### Direction
Return every line of the data below that includes the string "Visual".

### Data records
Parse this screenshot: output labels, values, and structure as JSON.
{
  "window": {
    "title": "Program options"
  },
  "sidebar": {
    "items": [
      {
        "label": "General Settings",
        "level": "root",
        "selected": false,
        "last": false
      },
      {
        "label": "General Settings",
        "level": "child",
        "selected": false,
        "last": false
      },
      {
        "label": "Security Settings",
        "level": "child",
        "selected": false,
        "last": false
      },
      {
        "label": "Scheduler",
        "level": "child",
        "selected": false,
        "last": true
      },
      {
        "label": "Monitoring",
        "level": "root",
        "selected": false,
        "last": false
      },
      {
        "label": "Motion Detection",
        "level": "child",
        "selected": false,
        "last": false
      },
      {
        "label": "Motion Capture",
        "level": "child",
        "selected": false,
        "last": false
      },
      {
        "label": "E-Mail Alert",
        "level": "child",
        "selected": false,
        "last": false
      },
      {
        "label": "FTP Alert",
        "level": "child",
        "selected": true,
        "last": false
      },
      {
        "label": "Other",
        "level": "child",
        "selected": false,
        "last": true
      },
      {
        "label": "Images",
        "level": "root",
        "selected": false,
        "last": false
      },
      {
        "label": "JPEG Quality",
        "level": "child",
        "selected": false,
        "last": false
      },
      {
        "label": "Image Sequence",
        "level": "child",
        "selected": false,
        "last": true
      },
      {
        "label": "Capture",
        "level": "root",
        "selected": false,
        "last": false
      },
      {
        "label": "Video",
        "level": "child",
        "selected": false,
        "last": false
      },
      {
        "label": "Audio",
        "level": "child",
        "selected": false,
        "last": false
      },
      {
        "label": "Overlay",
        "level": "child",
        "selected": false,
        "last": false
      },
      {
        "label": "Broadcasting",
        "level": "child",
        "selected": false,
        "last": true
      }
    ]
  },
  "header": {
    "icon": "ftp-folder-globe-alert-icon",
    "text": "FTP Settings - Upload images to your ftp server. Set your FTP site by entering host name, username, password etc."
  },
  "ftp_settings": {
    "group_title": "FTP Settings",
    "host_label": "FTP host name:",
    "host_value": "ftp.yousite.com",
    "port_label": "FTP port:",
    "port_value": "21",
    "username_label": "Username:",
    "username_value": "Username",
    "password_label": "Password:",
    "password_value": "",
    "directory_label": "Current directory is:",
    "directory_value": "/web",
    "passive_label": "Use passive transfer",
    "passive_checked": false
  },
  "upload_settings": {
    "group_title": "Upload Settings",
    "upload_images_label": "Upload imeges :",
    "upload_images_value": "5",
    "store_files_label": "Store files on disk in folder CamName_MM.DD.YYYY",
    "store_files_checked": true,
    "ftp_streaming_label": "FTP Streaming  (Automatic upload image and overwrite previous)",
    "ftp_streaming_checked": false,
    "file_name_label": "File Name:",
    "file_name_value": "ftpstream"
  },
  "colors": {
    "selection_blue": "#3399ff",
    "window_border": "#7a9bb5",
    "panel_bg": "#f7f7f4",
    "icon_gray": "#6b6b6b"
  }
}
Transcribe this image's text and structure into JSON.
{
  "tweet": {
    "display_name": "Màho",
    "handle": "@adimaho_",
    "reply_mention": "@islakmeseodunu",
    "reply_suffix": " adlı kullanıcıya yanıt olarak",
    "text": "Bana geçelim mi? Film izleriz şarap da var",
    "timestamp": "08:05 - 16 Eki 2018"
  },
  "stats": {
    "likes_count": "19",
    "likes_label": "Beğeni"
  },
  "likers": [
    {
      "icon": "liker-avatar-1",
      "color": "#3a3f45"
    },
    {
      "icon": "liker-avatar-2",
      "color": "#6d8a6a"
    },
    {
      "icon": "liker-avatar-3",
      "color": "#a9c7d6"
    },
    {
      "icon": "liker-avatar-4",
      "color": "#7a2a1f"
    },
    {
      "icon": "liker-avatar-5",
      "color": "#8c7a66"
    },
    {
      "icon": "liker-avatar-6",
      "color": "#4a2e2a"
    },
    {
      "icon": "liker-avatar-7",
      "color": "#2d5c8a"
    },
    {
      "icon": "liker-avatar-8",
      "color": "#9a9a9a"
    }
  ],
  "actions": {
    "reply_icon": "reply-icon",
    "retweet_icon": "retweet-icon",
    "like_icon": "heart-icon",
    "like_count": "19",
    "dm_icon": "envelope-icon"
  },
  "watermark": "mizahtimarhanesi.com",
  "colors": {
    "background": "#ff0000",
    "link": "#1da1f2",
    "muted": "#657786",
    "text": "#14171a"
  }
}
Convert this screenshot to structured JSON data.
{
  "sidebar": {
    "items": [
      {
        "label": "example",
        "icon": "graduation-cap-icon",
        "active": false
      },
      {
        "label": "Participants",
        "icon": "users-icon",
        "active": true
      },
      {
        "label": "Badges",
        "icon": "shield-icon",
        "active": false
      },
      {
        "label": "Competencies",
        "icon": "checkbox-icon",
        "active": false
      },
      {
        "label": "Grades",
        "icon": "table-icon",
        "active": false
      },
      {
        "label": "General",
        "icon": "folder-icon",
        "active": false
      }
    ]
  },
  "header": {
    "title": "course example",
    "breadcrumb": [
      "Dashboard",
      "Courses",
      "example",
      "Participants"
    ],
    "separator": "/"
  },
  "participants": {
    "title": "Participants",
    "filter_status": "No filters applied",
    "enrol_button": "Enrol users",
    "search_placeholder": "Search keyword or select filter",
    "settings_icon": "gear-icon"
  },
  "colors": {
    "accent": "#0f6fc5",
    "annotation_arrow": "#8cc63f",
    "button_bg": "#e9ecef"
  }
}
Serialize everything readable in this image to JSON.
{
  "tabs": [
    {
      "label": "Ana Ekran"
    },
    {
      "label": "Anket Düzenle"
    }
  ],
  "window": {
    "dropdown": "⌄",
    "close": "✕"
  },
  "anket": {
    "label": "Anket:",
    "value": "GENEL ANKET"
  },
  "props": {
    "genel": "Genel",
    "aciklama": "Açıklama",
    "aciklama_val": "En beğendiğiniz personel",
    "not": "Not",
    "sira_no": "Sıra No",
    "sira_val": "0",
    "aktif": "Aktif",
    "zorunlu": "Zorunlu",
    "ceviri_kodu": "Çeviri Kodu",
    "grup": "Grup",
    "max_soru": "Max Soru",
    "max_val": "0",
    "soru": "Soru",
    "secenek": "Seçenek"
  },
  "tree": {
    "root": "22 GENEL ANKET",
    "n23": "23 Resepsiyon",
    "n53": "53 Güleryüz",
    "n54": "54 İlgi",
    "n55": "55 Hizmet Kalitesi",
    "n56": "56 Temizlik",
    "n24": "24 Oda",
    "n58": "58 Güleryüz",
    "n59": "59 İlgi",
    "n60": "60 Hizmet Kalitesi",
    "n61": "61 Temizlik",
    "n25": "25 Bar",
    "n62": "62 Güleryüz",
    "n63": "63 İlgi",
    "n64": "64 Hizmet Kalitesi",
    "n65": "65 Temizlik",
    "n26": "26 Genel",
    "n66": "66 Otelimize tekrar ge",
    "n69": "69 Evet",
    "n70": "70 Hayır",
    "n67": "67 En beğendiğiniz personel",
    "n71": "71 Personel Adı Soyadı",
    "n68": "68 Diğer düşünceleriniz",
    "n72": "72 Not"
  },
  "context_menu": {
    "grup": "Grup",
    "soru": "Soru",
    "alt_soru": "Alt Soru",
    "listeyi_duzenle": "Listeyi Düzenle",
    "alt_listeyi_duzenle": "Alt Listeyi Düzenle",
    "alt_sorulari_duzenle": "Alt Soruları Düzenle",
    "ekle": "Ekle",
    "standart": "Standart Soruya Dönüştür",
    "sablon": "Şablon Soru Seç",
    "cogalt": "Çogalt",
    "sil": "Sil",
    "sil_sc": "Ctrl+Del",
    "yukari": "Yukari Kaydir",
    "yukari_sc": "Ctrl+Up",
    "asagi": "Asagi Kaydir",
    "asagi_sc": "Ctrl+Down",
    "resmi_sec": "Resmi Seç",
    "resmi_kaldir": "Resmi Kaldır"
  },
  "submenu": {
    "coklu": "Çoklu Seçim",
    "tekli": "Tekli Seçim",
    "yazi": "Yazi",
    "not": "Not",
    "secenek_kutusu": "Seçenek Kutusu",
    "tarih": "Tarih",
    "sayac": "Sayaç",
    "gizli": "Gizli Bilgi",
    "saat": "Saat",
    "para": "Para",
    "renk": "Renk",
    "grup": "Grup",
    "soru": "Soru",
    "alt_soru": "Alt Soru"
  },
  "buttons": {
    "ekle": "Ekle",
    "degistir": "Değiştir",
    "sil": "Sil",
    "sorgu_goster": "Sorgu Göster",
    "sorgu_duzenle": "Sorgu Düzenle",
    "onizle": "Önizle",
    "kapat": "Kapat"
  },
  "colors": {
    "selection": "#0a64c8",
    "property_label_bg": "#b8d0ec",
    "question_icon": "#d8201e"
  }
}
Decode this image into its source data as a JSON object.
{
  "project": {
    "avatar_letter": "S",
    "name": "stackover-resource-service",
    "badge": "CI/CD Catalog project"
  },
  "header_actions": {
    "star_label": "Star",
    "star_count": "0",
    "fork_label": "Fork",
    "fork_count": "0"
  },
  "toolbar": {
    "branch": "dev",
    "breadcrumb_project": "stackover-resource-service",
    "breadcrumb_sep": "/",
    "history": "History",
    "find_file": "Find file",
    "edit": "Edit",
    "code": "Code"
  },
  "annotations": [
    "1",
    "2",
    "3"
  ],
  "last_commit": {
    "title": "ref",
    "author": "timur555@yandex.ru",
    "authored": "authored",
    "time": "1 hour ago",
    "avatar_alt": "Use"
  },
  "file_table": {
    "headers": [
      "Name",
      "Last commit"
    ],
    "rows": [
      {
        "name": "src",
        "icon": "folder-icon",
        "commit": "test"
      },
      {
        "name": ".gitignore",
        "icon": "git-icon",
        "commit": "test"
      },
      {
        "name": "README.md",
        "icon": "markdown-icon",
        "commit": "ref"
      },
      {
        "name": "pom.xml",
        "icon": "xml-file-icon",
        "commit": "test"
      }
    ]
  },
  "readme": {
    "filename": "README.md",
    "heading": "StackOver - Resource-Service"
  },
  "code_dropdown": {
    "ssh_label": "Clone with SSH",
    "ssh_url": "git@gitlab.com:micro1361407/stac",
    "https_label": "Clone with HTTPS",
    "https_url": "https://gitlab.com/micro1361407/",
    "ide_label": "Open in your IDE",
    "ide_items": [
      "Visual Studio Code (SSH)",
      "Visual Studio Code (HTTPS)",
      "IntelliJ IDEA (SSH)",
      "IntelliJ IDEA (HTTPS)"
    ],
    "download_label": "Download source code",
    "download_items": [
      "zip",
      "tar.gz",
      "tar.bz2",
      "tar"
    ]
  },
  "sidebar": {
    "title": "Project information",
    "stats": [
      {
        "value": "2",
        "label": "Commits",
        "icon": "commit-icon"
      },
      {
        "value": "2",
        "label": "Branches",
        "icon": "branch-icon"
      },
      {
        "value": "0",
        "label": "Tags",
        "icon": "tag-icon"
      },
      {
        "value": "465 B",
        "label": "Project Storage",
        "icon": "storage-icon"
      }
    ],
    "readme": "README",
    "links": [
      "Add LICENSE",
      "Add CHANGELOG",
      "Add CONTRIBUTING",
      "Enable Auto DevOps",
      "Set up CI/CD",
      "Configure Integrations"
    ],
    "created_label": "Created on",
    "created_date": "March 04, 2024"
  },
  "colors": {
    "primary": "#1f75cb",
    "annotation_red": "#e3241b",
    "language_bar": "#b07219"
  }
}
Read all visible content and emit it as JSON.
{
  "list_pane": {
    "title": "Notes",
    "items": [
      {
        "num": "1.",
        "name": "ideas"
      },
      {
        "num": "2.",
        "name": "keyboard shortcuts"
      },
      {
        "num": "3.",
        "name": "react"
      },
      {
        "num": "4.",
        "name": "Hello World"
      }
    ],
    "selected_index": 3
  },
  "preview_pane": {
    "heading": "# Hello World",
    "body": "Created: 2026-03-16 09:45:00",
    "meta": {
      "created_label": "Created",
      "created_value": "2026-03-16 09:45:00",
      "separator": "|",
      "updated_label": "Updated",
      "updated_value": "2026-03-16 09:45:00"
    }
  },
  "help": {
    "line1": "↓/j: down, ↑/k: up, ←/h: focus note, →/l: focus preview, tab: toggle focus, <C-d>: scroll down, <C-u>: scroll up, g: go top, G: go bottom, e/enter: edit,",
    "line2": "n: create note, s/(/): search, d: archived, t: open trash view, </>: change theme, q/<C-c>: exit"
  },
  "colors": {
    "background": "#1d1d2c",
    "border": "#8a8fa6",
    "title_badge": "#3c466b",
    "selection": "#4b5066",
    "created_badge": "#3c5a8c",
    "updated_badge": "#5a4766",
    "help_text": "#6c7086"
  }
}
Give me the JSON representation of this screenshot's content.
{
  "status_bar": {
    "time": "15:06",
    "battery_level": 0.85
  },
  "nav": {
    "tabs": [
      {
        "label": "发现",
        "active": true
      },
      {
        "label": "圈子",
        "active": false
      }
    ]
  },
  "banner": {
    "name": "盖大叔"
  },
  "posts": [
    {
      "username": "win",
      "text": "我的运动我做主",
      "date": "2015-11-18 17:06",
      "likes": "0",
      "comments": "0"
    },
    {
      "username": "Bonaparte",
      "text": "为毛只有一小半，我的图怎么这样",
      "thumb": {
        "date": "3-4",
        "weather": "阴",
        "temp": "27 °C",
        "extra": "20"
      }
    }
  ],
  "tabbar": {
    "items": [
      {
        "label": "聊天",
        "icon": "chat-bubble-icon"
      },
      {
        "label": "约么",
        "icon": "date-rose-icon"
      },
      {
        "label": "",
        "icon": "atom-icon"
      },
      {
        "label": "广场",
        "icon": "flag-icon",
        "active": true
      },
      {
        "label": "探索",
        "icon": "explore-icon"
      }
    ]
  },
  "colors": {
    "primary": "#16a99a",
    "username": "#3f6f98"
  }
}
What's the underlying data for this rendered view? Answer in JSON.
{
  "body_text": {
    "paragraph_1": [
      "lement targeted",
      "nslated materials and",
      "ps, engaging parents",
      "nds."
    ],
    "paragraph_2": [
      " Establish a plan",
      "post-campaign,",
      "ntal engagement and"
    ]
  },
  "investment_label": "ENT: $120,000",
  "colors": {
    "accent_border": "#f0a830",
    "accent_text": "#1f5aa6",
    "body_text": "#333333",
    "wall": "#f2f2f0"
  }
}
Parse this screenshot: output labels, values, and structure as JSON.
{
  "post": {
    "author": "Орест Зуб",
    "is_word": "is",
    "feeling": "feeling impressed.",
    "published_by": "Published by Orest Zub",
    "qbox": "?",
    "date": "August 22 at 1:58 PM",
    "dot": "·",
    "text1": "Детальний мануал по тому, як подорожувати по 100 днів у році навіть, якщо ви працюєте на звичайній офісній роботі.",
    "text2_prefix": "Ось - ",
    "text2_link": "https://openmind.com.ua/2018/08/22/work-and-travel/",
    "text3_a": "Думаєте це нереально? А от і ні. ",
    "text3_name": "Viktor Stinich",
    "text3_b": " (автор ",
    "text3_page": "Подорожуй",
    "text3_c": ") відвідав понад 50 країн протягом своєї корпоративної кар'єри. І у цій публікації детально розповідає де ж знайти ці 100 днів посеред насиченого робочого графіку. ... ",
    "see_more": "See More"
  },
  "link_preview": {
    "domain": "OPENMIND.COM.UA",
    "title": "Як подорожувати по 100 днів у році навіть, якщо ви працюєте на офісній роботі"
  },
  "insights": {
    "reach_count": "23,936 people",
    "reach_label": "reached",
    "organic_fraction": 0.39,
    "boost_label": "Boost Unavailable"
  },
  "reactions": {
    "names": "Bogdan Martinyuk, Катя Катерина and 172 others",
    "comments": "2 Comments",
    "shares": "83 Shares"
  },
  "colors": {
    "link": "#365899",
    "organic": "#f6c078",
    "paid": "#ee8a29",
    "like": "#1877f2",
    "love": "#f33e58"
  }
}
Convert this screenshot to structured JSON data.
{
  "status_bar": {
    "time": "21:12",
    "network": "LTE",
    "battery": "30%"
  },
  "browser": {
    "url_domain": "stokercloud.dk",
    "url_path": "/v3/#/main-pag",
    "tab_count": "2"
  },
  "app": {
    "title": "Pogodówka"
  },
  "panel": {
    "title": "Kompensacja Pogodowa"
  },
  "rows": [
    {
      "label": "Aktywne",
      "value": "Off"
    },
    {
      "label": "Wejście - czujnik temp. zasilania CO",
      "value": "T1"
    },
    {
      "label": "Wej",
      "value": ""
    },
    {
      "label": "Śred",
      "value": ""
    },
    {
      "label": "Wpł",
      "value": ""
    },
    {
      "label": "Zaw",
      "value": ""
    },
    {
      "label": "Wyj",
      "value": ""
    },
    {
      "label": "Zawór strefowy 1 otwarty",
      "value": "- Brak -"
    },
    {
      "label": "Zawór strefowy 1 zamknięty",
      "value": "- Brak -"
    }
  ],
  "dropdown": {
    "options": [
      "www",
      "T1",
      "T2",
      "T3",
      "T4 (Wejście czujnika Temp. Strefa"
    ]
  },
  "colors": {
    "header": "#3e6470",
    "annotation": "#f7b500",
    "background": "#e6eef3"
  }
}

### Written answer
      "Visual Studio Code (SSH)",
      "Visual Studio Code (HTTPS)",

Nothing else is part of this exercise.